DIRECTION
Return the records verbatim, starting at their first line and ending at the line containing "cell-name: repos — [495, 99, 597, 120]", with both of those lines included.

EXERCISE DATA
────────────────────────────────────────
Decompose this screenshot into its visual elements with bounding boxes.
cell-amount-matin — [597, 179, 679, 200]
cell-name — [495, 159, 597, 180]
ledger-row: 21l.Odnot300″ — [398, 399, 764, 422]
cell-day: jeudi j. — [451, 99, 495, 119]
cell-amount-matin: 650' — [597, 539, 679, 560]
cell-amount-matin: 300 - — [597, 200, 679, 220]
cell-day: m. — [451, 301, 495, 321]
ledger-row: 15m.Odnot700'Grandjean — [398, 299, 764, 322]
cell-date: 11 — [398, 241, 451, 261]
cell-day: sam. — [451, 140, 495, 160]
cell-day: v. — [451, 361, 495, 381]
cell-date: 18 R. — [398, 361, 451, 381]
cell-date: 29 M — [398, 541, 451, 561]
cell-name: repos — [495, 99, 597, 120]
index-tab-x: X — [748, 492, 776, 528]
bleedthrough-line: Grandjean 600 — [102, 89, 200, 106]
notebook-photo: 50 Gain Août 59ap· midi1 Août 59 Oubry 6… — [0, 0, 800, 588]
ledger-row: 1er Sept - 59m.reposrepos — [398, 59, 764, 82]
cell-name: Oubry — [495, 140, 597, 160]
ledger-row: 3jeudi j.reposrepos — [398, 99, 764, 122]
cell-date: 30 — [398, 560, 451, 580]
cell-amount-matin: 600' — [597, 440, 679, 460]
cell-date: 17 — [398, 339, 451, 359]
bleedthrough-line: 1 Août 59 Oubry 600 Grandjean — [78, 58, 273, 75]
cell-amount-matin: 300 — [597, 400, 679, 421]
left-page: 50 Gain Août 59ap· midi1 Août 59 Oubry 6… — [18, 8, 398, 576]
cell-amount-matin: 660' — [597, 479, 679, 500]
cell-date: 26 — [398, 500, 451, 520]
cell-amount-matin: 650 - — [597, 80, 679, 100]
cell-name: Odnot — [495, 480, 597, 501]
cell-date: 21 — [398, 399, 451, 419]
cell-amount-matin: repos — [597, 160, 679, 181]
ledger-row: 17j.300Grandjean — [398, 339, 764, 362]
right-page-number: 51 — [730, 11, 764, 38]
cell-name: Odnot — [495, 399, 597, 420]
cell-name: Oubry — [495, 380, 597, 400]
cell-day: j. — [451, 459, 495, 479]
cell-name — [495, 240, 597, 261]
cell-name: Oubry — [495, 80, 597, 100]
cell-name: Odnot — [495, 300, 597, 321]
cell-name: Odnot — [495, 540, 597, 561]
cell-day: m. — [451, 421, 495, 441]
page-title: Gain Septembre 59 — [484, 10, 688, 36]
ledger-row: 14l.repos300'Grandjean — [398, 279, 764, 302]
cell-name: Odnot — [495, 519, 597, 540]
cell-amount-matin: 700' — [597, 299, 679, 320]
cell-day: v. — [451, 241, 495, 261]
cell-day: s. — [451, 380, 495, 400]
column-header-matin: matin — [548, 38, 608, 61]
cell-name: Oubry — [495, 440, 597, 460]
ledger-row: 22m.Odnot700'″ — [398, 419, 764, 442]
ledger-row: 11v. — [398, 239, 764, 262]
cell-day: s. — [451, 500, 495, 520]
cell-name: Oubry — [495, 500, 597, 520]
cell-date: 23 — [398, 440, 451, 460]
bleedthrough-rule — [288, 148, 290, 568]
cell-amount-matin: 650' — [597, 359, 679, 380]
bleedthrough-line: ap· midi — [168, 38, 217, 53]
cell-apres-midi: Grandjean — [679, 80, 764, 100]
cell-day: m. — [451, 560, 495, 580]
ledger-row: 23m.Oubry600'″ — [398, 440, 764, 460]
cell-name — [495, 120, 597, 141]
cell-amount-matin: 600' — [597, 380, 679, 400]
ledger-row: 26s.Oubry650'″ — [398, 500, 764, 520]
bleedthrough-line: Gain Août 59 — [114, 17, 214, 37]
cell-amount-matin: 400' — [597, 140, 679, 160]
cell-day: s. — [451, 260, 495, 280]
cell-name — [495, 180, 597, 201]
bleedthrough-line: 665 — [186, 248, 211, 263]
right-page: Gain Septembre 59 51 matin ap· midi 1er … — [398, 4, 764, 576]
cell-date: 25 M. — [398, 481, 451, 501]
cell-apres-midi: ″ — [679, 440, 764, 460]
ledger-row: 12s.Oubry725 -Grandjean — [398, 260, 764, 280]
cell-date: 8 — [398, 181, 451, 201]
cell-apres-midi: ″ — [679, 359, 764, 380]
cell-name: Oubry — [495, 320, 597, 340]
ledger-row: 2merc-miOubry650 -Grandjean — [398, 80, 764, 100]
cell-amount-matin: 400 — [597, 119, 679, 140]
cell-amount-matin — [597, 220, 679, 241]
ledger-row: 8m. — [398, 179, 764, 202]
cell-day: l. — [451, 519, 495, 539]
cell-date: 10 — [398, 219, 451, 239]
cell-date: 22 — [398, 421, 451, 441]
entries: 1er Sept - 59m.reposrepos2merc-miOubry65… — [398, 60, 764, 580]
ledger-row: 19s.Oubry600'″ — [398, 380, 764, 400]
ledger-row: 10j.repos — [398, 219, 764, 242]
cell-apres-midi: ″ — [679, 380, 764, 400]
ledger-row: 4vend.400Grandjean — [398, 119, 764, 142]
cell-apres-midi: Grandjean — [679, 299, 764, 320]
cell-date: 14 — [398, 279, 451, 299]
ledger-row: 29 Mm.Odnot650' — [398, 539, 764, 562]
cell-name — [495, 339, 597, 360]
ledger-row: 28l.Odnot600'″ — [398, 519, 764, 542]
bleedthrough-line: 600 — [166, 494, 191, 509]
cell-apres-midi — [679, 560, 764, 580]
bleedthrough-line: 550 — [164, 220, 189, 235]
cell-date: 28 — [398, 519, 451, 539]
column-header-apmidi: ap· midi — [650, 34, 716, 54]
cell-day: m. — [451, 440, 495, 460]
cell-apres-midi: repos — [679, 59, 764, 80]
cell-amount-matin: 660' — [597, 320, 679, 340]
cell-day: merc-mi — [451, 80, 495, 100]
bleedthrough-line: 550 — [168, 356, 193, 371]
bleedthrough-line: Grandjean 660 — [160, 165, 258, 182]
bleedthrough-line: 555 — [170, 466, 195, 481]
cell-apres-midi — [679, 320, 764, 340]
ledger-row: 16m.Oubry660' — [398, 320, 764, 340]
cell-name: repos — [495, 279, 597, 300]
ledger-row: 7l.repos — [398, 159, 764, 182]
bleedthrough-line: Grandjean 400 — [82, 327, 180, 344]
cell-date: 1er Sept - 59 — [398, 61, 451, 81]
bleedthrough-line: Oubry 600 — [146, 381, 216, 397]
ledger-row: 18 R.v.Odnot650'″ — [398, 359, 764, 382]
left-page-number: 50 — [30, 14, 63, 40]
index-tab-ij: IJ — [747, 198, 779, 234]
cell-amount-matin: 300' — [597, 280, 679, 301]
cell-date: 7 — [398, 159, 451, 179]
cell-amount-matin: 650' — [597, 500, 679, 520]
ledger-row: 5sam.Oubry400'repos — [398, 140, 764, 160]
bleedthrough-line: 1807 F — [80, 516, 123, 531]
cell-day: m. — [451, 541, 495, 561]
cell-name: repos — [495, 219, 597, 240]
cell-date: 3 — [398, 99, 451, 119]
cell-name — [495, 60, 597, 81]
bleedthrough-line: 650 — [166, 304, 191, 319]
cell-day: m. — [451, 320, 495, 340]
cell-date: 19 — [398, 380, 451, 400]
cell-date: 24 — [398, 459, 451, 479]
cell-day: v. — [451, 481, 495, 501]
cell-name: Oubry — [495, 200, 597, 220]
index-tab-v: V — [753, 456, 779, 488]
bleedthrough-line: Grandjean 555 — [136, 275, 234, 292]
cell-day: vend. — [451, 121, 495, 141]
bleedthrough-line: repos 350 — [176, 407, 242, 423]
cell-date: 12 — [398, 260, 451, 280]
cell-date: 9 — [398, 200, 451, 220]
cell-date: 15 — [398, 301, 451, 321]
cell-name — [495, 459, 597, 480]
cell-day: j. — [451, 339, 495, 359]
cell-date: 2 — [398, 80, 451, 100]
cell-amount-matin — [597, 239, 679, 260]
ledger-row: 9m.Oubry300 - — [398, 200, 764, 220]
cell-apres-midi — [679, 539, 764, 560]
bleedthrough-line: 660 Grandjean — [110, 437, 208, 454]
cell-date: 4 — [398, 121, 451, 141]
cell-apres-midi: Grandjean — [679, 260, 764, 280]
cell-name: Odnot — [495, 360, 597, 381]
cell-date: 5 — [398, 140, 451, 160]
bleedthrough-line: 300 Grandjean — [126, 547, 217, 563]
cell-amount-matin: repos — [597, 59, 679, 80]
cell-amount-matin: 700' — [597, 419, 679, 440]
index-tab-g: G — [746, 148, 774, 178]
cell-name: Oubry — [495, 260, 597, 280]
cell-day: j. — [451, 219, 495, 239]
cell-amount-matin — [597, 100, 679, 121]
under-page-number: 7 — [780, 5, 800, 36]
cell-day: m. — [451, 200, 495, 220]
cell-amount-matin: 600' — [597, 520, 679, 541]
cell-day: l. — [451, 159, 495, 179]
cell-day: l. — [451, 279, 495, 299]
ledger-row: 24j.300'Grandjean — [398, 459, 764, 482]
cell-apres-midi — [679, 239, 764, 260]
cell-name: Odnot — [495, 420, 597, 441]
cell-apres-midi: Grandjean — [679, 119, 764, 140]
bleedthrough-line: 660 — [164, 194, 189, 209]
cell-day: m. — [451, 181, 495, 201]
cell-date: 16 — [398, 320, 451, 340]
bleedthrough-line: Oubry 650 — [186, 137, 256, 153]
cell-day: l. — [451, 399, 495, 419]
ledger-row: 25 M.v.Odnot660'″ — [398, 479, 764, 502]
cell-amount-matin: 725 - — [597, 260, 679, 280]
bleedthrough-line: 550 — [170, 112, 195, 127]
────────────────────────────────────────
CORRECT ANSWER
Decompose this screenshot into its visual elements with bounding boxes.
cell-amount-matin — [597, 179, 679, 200]
cell-name — [495, 159, 597, 180]
ledger-row: 21l.Odnot300″ — [398, 399, 764, 422]
cell-day: jeudi j. — [451, 99, 495, 119]
cell-amount-matin: 650' — [597, 539, 679, 560]
cell-amount-matin: 300 - — [597, 200, 679, 220]
cell-day: m. — [451, 301, 495, 321]
ledger-row: 15m.Odnot700'Grandjean — [398, 299, 764, 322]
cell-date: 11 — [398, 241, 451, 261]
cell-day: sam. — [451, 140, 495, 160]
cell-day: v. — [451, 361, 495, 381]
cell-date: 18 R. — [398, 361, 451, 381]
cell-date: 29 M — [398, 541, 451, 561]
cell-name: repos — [495, 99, 597, 120]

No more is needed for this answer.